-------- Data lines --------
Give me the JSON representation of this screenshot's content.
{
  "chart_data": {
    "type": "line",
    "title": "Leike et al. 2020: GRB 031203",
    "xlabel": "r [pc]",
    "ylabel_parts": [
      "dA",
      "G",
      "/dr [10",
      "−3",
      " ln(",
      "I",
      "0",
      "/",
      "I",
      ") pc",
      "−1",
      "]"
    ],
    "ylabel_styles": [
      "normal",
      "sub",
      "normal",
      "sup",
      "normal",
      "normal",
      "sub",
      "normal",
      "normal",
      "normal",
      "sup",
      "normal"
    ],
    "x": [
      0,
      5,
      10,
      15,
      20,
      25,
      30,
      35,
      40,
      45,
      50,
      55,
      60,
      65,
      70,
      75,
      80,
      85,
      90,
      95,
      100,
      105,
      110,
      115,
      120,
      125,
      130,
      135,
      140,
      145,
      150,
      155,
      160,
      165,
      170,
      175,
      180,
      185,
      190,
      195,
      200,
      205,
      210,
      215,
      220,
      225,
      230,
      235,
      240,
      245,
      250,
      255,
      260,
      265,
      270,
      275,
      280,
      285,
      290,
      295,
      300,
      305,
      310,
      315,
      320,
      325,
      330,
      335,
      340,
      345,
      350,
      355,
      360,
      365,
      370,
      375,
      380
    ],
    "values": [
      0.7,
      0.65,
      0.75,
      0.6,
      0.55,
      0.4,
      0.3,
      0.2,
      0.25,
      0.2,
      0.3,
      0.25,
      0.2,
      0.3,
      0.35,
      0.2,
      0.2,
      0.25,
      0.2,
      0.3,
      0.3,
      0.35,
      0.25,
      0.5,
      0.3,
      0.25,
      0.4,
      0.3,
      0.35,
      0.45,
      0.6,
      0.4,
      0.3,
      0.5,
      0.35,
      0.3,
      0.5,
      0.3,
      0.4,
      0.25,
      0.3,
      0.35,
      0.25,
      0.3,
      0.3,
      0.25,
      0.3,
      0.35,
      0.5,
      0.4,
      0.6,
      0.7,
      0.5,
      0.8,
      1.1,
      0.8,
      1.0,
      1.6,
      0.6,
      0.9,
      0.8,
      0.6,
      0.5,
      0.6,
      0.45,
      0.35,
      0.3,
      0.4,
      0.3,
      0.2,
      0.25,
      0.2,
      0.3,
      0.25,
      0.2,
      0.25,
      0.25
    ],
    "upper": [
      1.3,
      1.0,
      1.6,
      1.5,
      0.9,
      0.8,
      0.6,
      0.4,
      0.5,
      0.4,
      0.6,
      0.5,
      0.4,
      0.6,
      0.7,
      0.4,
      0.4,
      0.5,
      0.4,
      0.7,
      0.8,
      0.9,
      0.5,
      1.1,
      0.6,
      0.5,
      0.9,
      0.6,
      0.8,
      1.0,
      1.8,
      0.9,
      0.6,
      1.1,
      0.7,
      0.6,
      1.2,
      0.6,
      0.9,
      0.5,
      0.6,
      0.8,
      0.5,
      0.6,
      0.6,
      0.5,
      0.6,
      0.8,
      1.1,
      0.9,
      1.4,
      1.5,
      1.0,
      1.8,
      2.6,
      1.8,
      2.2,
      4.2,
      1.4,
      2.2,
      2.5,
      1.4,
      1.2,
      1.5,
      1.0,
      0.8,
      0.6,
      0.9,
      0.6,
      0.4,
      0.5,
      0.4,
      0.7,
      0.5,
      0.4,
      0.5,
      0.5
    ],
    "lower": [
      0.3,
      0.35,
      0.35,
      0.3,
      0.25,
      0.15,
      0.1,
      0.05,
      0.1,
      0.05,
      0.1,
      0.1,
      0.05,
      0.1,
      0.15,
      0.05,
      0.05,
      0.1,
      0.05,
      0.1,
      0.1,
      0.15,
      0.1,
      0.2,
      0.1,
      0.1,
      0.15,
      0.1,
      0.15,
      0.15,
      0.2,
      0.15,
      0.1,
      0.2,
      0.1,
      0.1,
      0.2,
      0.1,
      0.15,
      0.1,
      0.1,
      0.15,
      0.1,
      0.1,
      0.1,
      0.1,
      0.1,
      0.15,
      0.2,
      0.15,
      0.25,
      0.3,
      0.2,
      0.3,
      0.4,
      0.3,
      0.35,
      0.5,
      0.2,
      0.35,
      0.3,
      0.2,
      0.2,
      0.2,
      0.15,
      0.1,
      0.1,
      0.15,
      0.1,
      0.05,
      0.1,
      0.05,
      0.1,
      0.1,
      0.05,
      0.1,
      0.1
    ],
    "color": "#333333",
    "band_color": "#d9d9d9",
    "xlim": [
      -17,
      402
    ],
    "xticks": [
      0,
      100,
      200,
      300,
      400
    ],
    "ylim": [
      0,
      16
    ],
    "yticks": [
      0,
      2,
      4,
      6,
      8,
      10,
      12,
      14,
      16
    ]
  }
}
--------
Task statement
Print the complete listing again, exactly as it stands.

Solution to this exercise
Give me the JSON representation of this screenshot's content.
{
  "chart_data": {
    "type": "line",
    "title": "Leike et al. 2020: GRB 031203",
    "xlabel": "r [pc]",
    "ylabel_parts": [
      "dA",
      "G",
      "/dr [10",
      "−3",
      " ln(",
      "I",
      "0",
      "/",
      "I",
      ") pc",
      "−1",
      "]"
    ],
    "ylabel_styles": [
      "normal",
      "sub",
      "normal",
      "sup",
      "normal",
      "normal",
      "sub",
      "normal",
      "normal",
      "normal",
      "sup",
      "normal"
    ],
    "x": [
      0,
      5,
      10,
      15,
      20,
      25,
      30,
      35,
      40,
      45,
      50,
      55,
      60,
      65,
      70,
      75,
      80,
      85,
      90,
      95,
      100,
      105,
      110,
      115,
      120,
      125,
      130,
      135,
      140,
      145,
      150,
      155,
      160,
      165,
      170,
      175,
      180,
      185,
      190,
      195,
      200,
      205,
      210,
      215,
      220,
      225,
      230,
      235,
      240,
      245,
      250,
      255,
      260,
      265,
      270,
      275,
      280,
      285,
      290,
      295,
      300,
      305,
      310,
      315,
      320,
      325,
      330,
      335,
      340,
      345,
      350,
      355,
      360,
      365,
      370,
      375,
      380
    ],
    "values": [
      0.7,
      0.65,
      0.75,
      0.6,
      0.55,
      0.4,
      0.3,
      0.2,
      0.25,
      0.2,
      0.3,
      0.25,
      0.2,
      0.3,
      0.35,
      0.2,
      0.2,
      0.25,
      0.2,
      0.3,
      0.3,
      0.35,
      0.25,
      0.5,
      0.3,
      0.25,
      0.4,
      0.3,
      0.35,
      0.45,
      0.6,
      0.4,
      0.3,
      0.5,
      0.35,
      0.3,
      0.5,
      0.3,
      0.4,
      0.25,
      0.3,
      0.35,
      0.25,
      0.3,
      0.3,
      0.25,
      0.3,
      0.35,
      0.5,
      0.4,
      0.6,
      0.7,
      0.5,
      0.8,
      1.1,
      0.8,
      1.0,
      1.6,
      0.6,
      0.9,
      0.8,
      0.6,
      0.5,
      0.6,
      0.45,
      0.35,
      0.3,
      0.4,
      0.3,
      0.2,
      0.25,
      0.2,
      0.3,
      0.25,
      0.2,
      0.25,
      0.25
    ],
    "upper": [
      1.3,
      1.0,
      1.6,
      1.5,
      0.9,
      0.8,
      0.6,
      0.4,
      0.5,
      0.4,
      0.6,
      0.5,
      0.4,
      0.6,
      0.7,
      0.4,
      0.4,
      0.5,
      0.4,
      0.7,
      0.8,
      0.9,
      0.5,
      1.1,
      0.6,
      0.5,
      0.9,
      0.6,
      0.8,
      1.0,
      1.8,
      0.9,
      0.6,
      1.1,
      0.7,
      0.6,
      1.2,
      0.6,
      0.9,
      0.5,
      0.6,
      0.8,
      0.5,
      0.6,
      0.6,
      0.5,
      0.6,
      0.8,
      1.1,
      0.9,
      1.4,
      1.5,
      1.0,
      1.8,
      2.6,
      1.8,
      2.2,
      4.2,
      1.4,
      2.2,
      2.5,
      1.4,
      1.2,
      1.5,
      1.0,
      0.8,
      0.6,
      0.9,
      0.6,
      0.4,
      0.5,
      0.4,
      0.7,
      0.5,
      0.4,
      0.5,
      0.5
    ],
    "lower": [
      0.3,
      0.35,
      0.35,
      0.3,
      0.25,
      0.15,
      0.1,
      0.05,
      0.1,
      0.05,
      0.1,
      0.1,
      0.05,
      0.1,
      0.15,
      0.05,
      0.05,
      0.1,
      0.05,
      0.1,
      0.1,
      0.15,
      0.1,
      0.2,
      0.1,
      0.1,
      0.15,
      0.1,
      0.15,
      0.15,
      0.2,
      0.15,
      0.1,
      0.2,
      0.1,
      0.1,
      0.2,
      0.1,
      0.15,
      0.1,
      0.1,
      0.15,
      0.1,
      0.1,
      0.1,
      0.1,
      0.1,
      0.15,
      0.2,
      0.15,
      0.25,
      0.3,
      0.2,
      0.3,
      0.4,
      0.3,
      0.35,
      0.5,
      0.2,
      0.35,
      0.3,
      0.2,
      0.2,
      0.2,
      0.15,
      0.1,
      0.1,
      0.15,
      0.1,
      0.05,
      0.1,
      0.05,
      0.1,
      0.1,
      0.05,
      0.1,
      0.1
    ],
    "color": "#333333",
    "band_color": "#d9d9d9",
    "xlim": [
      -17,
      402
    ],
    "xticks": [
      0,
      100,
      200,
      300,
      400
    ],
    "ylim": [
      0,
      16
    ],
    "yticks": [
      0,
      2,
      4,
      6,
      8,
      10,
      12,
      14,
      16
    ]
  }
}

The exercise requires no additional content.